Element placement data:
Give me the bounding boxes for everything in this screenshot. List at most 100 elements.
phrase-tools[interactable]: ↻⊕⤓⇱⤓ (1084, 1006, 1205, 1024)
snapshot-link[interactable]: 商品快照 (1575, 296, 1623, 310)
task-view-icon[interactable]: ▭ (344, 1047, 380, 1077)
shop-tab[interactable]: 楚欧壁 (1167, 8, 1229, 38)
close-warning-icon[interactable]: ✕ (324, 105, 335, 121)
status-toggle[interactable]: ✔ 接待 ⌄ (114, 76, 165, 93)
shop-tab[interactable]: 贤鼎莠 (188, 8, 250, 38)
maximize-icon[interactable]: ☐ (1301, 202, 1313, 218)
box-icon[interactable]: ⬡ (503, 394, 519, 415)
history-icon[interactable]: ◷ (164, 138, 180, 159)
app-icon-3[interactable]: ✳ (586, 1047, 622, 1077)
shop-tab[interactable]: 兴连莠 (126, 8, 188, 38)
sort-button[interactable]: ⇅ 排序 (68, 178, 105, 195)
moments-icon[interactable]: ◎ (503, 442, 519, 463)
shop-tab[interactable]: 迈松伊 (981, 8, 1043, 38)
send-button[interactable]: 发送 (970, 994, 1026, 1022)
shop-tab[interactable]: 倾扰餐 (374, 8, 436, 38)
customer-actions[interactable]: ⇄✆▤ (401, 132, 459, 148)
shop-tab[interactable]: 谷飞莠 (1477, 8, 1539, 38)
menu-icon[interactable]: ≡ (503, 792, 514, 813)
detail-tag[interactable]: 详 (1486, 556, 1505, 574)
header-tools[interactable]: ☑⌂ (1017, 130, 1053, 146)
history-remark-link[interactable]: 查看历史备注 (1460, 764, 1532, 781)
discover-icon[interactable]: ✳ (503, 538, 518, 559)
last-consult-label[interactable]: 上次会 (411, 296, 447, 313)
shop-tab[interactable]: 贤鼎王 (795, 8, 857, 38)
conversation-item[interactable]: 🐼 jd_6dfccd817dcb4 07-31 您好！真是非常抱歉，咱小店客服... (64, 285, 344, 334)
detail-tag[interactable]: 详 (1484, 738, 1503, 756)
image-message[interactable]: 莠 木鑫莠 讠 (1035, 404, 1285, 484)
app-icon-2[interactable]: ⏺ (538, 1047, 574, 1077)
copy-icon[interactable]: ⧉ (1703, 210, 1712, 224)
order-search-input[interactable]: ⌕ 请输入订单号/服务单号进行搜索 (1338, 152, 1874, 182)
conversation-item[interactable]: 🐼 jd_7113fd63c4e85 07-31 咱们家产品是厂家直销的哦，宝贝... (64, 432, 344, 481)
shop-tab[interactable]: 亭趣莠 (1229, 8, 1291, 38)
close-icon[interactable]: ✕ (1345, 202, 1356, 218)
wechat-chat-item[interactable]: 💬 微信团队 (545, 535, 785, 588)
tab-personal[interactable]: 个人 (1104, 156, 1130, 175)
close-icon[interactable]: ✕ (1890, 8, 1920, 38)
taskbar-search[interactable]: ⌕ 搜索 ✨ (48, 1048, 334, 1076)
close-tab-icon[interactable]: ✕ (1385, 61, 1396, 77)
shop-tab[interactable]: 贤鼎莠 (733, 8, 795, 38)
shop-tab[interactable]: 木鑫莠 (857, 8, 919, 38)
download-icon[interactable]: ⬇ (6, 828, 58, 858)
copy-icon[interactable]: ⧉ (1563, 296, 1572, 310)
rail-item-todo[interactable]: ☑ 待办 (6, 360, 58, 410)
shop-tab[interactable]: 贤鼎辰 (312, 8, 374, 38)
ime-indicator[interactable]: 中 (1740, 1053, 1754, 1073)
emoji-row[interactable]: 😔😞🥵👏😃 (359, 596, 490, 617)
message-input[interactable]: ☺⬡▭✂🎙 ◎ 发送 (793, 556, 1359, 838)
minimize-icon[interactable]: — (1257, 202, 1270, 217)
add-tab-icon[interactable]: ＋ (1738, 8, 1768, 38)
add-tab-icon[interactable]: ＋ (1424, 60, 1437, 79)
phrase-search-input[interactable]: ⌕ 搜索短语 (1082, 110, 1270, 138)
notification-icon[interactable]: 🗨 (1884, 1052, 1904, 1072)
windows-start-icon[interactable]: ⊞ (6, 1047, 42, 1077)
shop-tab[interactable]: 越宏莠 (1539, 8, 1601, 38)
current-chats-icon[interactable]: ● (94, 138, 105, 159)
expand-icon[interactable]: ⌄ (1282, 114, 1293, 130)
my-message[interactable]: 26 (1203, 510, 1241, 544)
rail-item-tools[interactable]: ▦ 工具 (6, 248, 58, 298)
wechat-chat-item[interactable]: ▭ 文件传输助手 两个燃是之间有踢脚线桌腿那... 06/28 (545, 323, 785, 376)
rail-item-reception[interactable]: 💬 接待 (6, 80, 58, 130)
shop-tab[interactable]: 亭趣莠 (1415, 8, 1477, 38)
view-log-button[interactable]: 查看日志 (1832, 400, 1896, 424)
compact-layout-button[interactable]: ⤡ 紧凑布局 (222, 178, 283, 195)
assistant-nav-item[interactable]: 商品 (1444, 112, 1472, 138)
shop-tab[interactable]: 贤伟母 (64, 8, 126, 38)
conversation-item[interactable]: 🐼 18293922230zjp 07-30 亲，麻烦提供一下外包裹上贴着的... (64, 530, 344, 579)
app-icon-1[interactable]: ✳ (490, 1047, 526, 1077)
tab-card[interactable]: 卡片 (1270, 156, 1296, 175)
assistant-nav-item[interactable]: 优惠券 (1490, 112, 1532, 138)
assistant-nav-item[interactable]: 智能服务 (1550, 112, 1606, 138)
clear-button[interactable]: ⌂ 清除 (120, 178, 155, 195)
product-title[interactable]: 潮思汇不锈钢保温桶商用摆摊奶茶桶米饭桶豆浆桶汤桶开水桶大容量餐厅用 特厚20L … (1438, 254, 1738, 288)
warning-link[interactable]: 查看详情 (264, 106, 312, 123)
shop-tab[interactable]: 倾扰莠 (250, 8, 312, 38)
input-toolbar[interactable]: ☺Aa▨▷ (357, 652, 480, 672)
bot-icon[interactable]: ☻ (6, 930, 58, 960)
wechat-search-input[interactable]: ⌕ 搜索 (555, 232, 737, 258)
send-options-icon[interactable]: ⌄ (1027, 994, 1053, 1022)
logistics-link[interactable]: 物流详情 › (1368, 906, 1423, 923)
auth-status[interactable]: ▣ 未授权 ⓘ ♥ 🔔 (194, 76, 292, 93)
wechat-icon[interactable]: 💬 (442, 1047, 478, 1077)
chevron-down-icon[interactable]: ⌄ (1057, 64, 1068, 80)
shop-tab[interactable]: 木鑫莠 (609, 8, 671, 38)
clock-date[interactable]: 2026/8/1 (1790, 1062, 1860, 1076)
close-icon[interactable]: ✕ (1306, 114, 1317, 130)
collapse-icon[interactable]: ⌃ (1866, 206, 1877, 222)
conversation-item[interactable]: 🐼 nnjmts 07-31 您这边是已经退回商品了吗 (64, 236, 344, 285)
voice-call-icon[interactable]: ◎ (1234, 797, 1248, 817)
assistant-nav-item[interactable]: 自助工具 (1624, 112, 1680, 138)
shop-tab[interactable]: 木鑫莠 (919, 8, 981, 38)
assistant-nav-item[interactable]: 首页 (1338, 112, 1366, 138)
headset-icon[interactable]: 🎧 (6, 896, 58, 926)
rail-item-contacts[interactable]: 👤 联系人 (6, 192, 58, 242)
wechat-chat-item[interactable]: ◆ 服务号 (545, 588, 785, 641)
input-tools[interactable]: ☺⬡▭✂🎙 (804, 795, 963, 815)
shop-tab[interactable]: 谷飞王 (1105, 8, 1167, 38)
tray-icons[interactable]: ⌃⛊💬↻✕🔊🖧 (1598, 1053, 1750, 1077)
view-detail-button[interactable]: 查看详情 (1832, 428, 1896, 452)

__TASK TO CARRY OUT__: Please rewrite the stretch from the start of the material through the line containing "shop-tab[interactable]: 楚欧壁 (1167, 8, 1229, 38)" as a Markdown table with the columns Row and Line, numbering each row and leaving out blank lines.

__SOLUTION TO THE PROBLEM__:
| Row | Line |
|---|---|
| 1 | Give me the bounding boxes for everything in this screenshot. List at most 100 elements. |
| 2 | phrase-tools[interactable]: ↻⊕⤓⇱⤓ (1084, 1006, 1205, 1024) |
| 3 | snapshot-link[interactable]: 商品快照 (1575, 296, 1623, 310) |
| 4 | task-view-icon[interactable]: ▭ (344, 1047, 380, 1077) |
| 5 | shop-tab[interactable]: 楚欧壁 (1167, 8, 1229, 38) |